» OBJECTIVE
From the listing below, copy every line with the word "color".

» EXCERPTED DATA
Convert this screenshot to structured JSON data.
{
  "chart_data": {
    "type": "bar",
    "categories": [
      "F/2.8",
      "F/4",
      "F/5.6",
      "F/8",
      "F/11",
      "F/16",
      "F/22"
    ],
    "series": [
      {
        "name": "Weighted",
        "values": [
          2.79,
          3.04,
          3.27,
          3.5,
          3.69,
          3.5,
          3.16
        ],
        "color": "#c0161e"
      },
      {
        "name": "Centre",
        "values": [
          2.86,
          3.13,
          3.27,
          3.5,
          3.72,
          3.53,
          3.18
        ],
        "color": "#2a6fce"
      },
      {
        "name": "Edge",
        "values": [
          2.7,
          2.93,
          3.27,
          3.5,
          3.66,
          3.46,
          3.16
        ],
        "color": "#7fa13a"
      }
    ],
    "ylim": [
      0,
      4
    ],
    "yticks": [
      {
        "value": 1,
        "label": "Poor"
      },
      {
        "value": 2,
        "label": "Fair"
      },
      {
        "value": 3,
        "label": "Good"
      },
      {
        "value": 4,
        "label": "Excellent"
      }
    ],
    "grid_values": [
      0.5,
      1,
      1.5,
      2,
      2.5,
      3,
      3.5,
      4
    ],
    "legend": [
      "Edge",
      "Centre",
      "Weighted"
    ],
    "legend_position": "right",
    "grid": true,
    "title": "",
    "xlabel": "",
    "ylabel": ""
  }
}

» OUTPUT FOR THIS TASK
        "color": "#c0161e"
        "color": "#2a6fce"
        "color": "#7fa13a"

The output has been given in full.